▶ _Requirements_:
Transcribe the data in full and exactly, omitting any pictures.

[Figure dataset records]
════
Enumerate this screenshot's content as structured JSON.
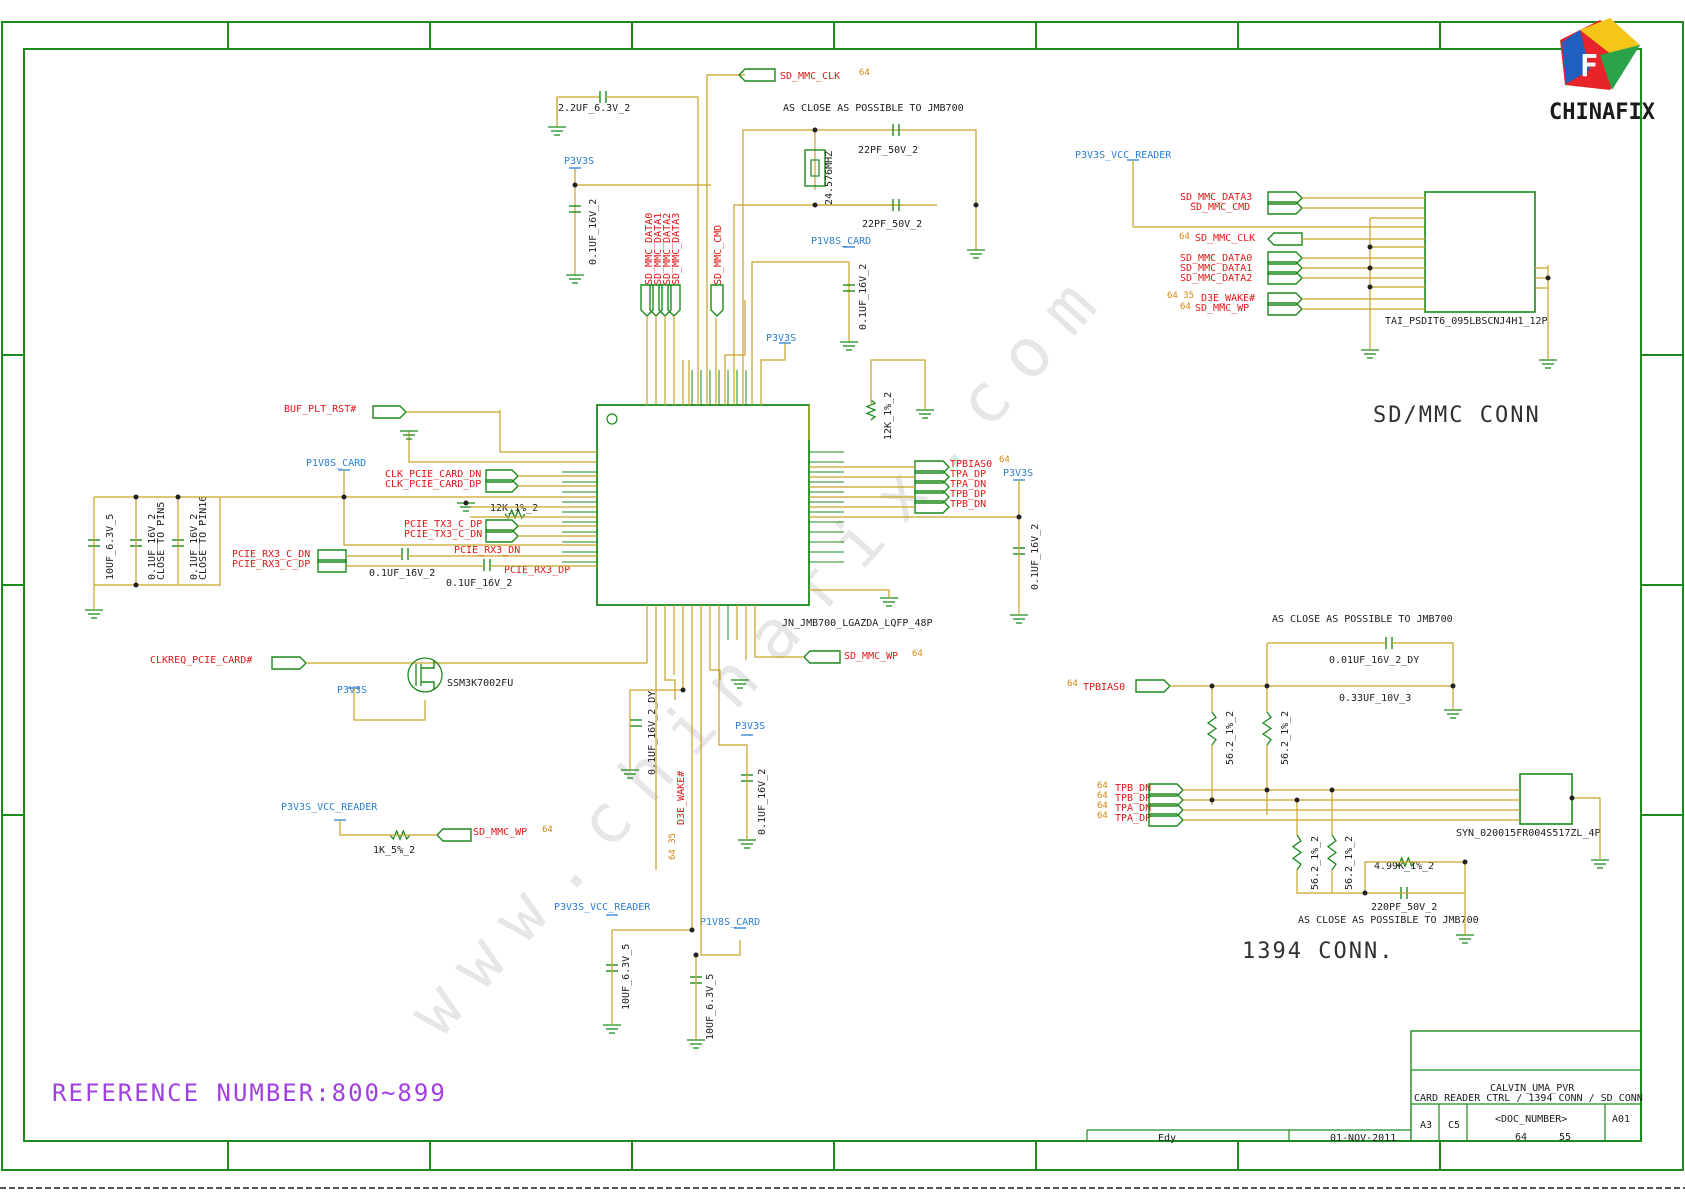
{
  "logo": {
    "text": "CHINAFIX"
  },
  "watermark": "www.chinafix.com",
  "notes": {
    "close_top": "AS CLOSE AS POSSIBLE TO JMB700",
    "close_mid": "AS CLOSE AS POSSIBLE TO JMB700",
    "close_bot": "AS CLOSE AS POSSIBLE TO JMB700",
    "close_to_pin5": "CLOSE TO PIN5",
    "close_to_pin16": "CLOSE TO PIN16"
  },
  "sections": {
    "sd_mmc": "SD/MMC CONN",
    "ieee1394": "1394 CONN.",
    "reference": "REFERENCE NUMBER:800~899"
  },
  "chip": {
    "label": "JN_JMB700_LGAZDA_LQFP_48P"
  },
  "crystal": {
    "label": "24.576MHZ"
  },
  "transistor": {
    "label": "SSM3K7002FU"
  },
  "sd_connector": {
    "label": "TAI_PSDIT6_095LBSCNJ4H1_12P"
  },
  "fw_connector": {
    "label": "SYN_020015FR004S517ZL_4P"
  },
  "power": {
    "p3v3s_a": "P3V3S",
    "p3v3s_b": "P3V3S",
    "p3v3s_c": "P3V3S",
    "p3v3s_d": "P3V3S",
    "p3v3s_e": "P3V3S",
    "p1v8s_card_a": "P1V8S_CARD",
    "p1v8s_card_b": "P1V8S_CARD",
    "p1v8s_card_c": "P1V8S_CARD",
    "p3v3s_vcc_reader_a": "P3V3S_VCC_READER",
    "p3v3s_vcc_reader_b": "P3V3S_VCC_READER",
    "p3v3s_vcc_reader_c": "P3V3S_VCC_READER"
  },
  "components": {
    "c_top": "2.2UF_6.3V_2",
    "c_p3v3s": "0.1UF_16V_2",
    "c_xtal1": "22PF_50V_2",
    "c_xtal2": "22PF_50V_2",
    "c_p1v8": "0.1UF_16V_2",
    "r_12k": "12K_1%_2",
    "r_12k_b": "12K_1%_2",
    "c_10uf_left": "10UF_6.3V_5",
    "c_pin5": "0.1UF_16V_2",
    "c_pin16": "0.1UF_16V_2",
    "c_rx_n": "0.1UF_16V_2",
    "c_rx_p": "0.1UF_16V_2",
    "c_right": "0.1UF_16V_2",
    "c_bot1": "0.1UF_16V_2_DY",
    "c_bot2": "0.1UF_16V_2",
    "c_bot3": "10UF_6.3V_5",
    "c_bot4": "10UF_6.3V_5",
    "r_1k": "1K_5%_2",
    "c_001": "0.01UF_16V_2_DY",
    "c_033": "0.33UF_10V_3",
    "r_562a": "56.2_1%_2",
    "r_562b": "56.2_1%_2",
    "r_562c": "56.2_1%_2",
    "r_562d": "56.2_1%_2",
    "r_499k": "4.99K_1%_2",
    "c_220p": "220PF_50V_2"
  },
  "nets": {
    "sd_mmc_clk_top": "SD_MMC_CLK",
    "sd_mmc_data0_v": "SD_MMC_DATA0",
    "sd_mmc_data1_v": "SD_MMC_DATA1",
    "sd_mmc_data2_v": "SD_MMC_DATA2",
    "sd_mmc_data3_v": "SD_MMC_DATA3",
    "sd_mmc_cmd_v": "SD_MMC_CMD",
    "buf_plt_rst": "BUF_PLT_RST#",
    "clk_pcie_dn": "CLK_PCIE_CARD_DN",
    "clk_pcie_dp": "CLK_PCIE_CARD_DP",
    "pcie_tx_dp": "PCIE_TX3_C_DP",
    "pcie_tx_dn": "PCIE_TX3_C_DN",
    "pcie_rx_c_dn": "PCIE_RX3_C_DN",
    "pcie_rx_c_dp": "PCIE_RX3_C_DP",
    "pcie_rx_dn": "PCIE_RX3_DN",
    "pcie_rx_dp": "PCIE_RX3_DP",
    "clkreq": "CLKREQ_PCIE_CARD#",
    "tpbias0": "TPBIAS0",
    "tpa_dp": "TPA_DP",
    "tpa_dn": "TPA_DN",
    "tpb_dp": "TPB_DP",
    "tpb_dn": "TPB_DN",
    "sd_mmc_wp_right": "SD_MMC_WP",
    "sd_mmc_wp_left": "SD_MMC_WP",
    "d3e_wake": "D3E_WAKE#",
    "sd_data3": "SD_MMC_DATA3",
    "sd_cmd": "SD_MMC_CMD",
    "sd_clk": "SD_MMC_CLK",
    "sd_data0": "SD_MMC_DATA0",
    "sd_data1": "SD_MMC_DATA1",
    "sd_data2": "SD_MMC_DATA2",
    "sd_wake": "D3E_WAKE#",
    "sd_wp": "SD_MMC_WP",
    "fw_tpbias0": "TPBIAS0",
    "fw_tpb_dn": "TPB_DN",
    "fw_tpb_dp": "TPB_DP",
    "fw_tpa_dn": "TPA_DN",
    "fw_tpa_dp": "TPA_DP"
  },
  "page_refs": {
    "r64": "64",
    "r6435": "64 35"
  },
  "title_block": {
    "project": "CALVIN_UMA_PVR",
    "title": "CARD READER CTRL / 1394 CONN / SD CONN",
    "size": "A3",
    "sheet_code": "C5",
    "doc_number": "<DOC_NUMBER>",
    "rev": "A01",
    "sheet": "64",
    "of": "55",
    "author": "Edy",
    "date": "01-NOV-2011"
  }
}
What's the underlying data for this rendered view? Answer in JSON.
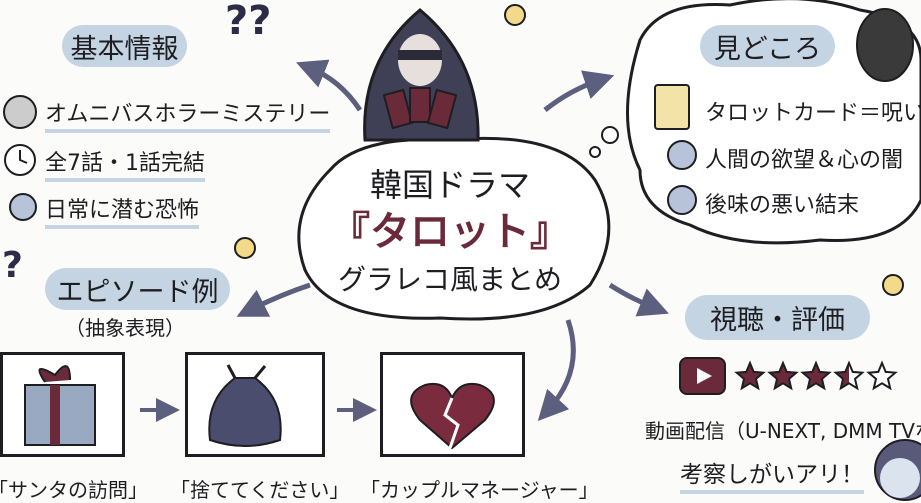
{
  "center": {
    "line1": "韓国ドラマ",
    "line2": "『タロット』",
    "line3": "グラレコ風まとめ"
  },
  "basic_info": {
    "title": "基本情報",
    "items": [
      {
        "icon": "film-reel-icon",
        "text": "オムニバスホラーミステリー"
      },
      {
        "icon": "clock-icon",
        "text": "全7話・1話完結"
      },
      {
        "icon": "scared-face-icon",
        "text": "日常に潜む恐怖"
      }
    ]
  },
  "highlights": {
    "title": "見どころ",
    "items": [
      {
        "icon": "tarot-card-icon",
        "text": "タロットカード＝呪い？"
      },
      {
        "icon": "brain-icon",
        "text": "人間の欲望＆心の闇"
      },
      {
        "icon": "sad-face-icon",
        "text": "後味の悪い結末"
      }
    ]
  },
  "episodes": {
    "title": "エピソード例",
    "subtitle": "（抽象表現）",
    "items": [
      {
        "icon": "gift-box-icon",
        "caption": "「サンタの訪問」"
      },
      {
        "icon": "trash-bag-icon",
        "caption": "「捨ててください」"
      },
      {
        "icon": "broken-heart-icon",
        "caption": "「カップルマネージャー」"
      }
    ]
  },
  "viewing": {
    "title": "視聴・評価",
    "rating": 3.5,
    "rating_max": 5,
    "streaming": "動画配信（U-NEXT, DMM TVな",
    "note": "考察しがいアリ！"
  },
  "decor": {
    "question_marks": "??",
    "question_mark": "?"
  },
  "colors": {
    "accent": "#6b2a3a",
    "pill": "#c4d4e2",
    "arrow": "#5d5f7e"
  }
}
════
▶ _Reply to the task_:
Enumerate this screenshot's content as structured JSON.
{
  "logo": {
    "text": "CHINAFIX"
  },
  "watermark": "www.chinafix.com",
  "notes": {
    "close_top": "AS CLOSE AS POSSIBLE TO JMB700",
    "close_mid": "AS CLOSE AS POSSIBLE TO JMB700",
    "close_bot": "AS CLOSE AS POSSIBLE TO JMB700",
    "close_to_pin5": "CLOSE TO PIN5",
    "close_to_pin16": "CLOSE TO PIN16"
  },
  "sections": {
    "sd_mmc": "SD/MMC CONN",
    "ieee1394": "1394 CONN.",
    "reference": "REFERENCE NUMBER:800~899"
  },
  "chip": {
    "label": "JN_JMB700_LGAZDA_LQFP_48P"
  },
  "crystal": {
    "label": "24.576MHZ"
  },
  "transistor": {
    "label": "SSM3K7002FU"
  },
  "sd_connector": {
    "label": "TAI_PSDIT6_095LBSCNJ4H1_12P"
  },
  "fw_connector": {
    "label": "SYN_020015FR004S517ZL_4P"
  },
  "power": {
    "p3v3s_a": "P3V3S",
    "p3v3s_b": "P3V3S",
    "p3v3s_c": "P3V3S",
    "p3v3s_d": "P3V3S",
    "p3v3s_e": "P3V3S",
    "p1v8s_card_a": "P1V8S_CARD",
    "p1v8s_card_b": "P1V8S_CARD",
    "p1v8s_card_c": "P1V8S_CARD",
    "p3v3s_vcc_reader_a": "P3V3S_VCC_READER",
    "p3v3s_vcc_reader_b": "P3V3S_VCC_READER",
    "p3v3s_vcc_reader_c": "P3V3S_VCC_READER"
  },
  "components": {
    "c_top": "2.2UF_6.3V_2",
    "c_p3v3s": "0.1UF_16V_2",
    "c_xtal1": "22PF_50V_2",
    "c_xtal2": "22PF_50V_2",
    "c_p1v8": "0.1UF_16V_2",
    "r_12k": "12K_1%_2",
    "r_12k_b": "12K_1%_2",
    "c_10uf_left": "10UF_6.3V_5",
    "c_pin5": "0.1UF_16V_2",
    "c_pin16": "0.1UF_16V_2",
    "c_rx_n": "0.1UF_16V_2",
    "c_rx_p": "0.1UF_16V_2",
    "c_right": "0.1UF_16V_2",
    "c_bot1": "0.1UF_16V_2_DY",
    "c_bot2": "0.1UF_16V_2",
    "c_bot3": "10UF_6.3V_5",
    "c_bot4": "10UF_6.3V_5",
    "r_1k": "1K_5%_2",
    "c_001": "0.01UF_16V_2_DY",
    "c_033": "0.33UF_10V_3",
    "r_562a": "56.2_1%_2",
    "r_562b": "56.2_1%_2",
    "r_562c": "56.2_1%_2",
    "r_562d": "56.2_1%_2",
    "r_499k": "4.99K_1%_2",
    "c_220p": "220PF_50V_2"
  },
  "nets": {
    "sd_mmc_clk_top": "SD_MMC_CLK",
    "sd_mmc_data0_v": "SD_MMC_DATA0",
    "sd_mmc_data1_v": "SD_MMC_DATA1",
    "sd_mmc_data2_v": "SD_MMC_DATA2",
    "sd_mmc_data3_v": "SD_MMC_DATA3",
    "sd_mmc_cmd_v": "SD_MMC_CMD",
    "buf_plt_rst": "BUF_PLT_RST#",
    "clk_pcie_dn": "CLK_PCIE_CARD_DN",
    "clk_pcie_dp": "CLK_PCIE_CARD_DP",
    "pcie_tx_dp": "PCIE_TX3_C_DP",
    "pcie_tx_dn": "PCIE_TX3_C_DN",
    "pcie_rx_c_dn": "PCIE_RX3_C_DN",
    "pcie_rx_c_dp": "PCIE_RX3_C_DP",
    "pcie_rx_dn": "PCIE_RX3_DN",
    "pcie_rx_dp": "PCIE_RX3_DP",
    "clkreq": "CLKREQ_PCIE_CARD#",
    "tpbias0": "TPBIAS0",
    "tpa_dp": "TPA_DP",
    "tpa_dn": "TPA_DN",
    "tpb_dp": "TPB_DP",
    "tpb_dn": "TPB_DN",
    "sd_mmc_wp_right": "SD_MMC_WP",
    "sd_mmc_wp_left": "SD_MMC_WP",
    "d3e_wake": "D3E_WAKE#",
    "sd_data3": "SD_MMC_DATA3",
    "sd_cmd": "SD_MMC_CMD",
    "sd_clk": "SD_MMC_CLK",
    "sd_data0": "SD_MMC_DATA0",
    "sd_data1": "SD_MMC_DATA1",
    "sd_data2": "SD_MMC_DATA2",
    "sd_wake": "D3E_WAKE#",
    "sd_wp": "SD_MMC_WP",
    "fw_tpbias0": "TPBIAS0",
    "fw_tpb_dn": "TPB_DN",
    "fw_tpb_dp": "TPB_DP",
    "fw_tpa_dn": "TPA_DN",
    "fw_tpa_dp": "TPA_DP"
  },
  "page_refs": {
    "r64": "64",
    "r6435": "64 35"
  },
  "title_block": {
    "project": "CALVIN_UMA_PVR",
    "title": "CARD READER CTRL / 1394 CONN / SD CONN",
    "size": "A3",
    "sheet_code": "C5",
    "doc_number": "<DOC_NUMBER>",
    "rev": "A01",
    "sheet": "64",
    "of": "55",
    "author": "Edy",
    "date": "01-NOV-2011"
  }
}
What's the underlying data for this rendered view? Answer in JSON.
{
  "center": {
    "line1": "韓国ドラマ",
    "line2": "『タロット』",
    "line3": "グラレコ風まとめ"
  },
  "basic_info": {
    "title": "基本情報",
    "items": [
      {
        "icon": "film-reel-icon",
        "text": "オムニバスホラーミステリー"
      },
      {
        "icon": "clock-icon",
        "text": "全7話・1話完結"
      },
      {
        "icon": "scared-face-icon",
        "text": "日常に潜む恐怖"
      }
    ]
  },
  "highlights": {
    "title": "見どころ",
    "items": [
      {
        "icon": "tarot-card-icon",
        "text": "タロットカード＝呪い？"
      },
      {
        "icon": "brain-icon",
        "text": "人間の欲望＆心の闇"
      },
      {
        "icon": "sad-face-icon",
        "text": "後味の悪い結末"
      }
    ]
  },
  "episodes": {
    "title": "エピソード例",
    "subtitle": "（抽象表現）",
    "items": [
      {
        "icon": "gift-box-icon",
        "caption": "「サンタの訪問」"
      },
      {
        "icon": "trash-bag-icon",
        "caption": "「捨ててください」"
      },
      {
        "icon": "broken-heart-icon",
        "caption": "「カップルマネージャー」"
      }
    ]
  },
  "viewing": {
    "title": "視聴・評価",
    "rating": 3.5,
    "rating_max": 5,
    "streaming": "動画配信（U-NEXT, DMM TVな",
    "note": "考察しがいアリ！"
  },
  "decor": {
    "question_marks": "??",
    "question_mark": "?"
  },
  "colors": {
    "accent": "#6b2a3a",
    "pill": "#c4d4e2",
    "arrow": "#5d5f7e"
  }
}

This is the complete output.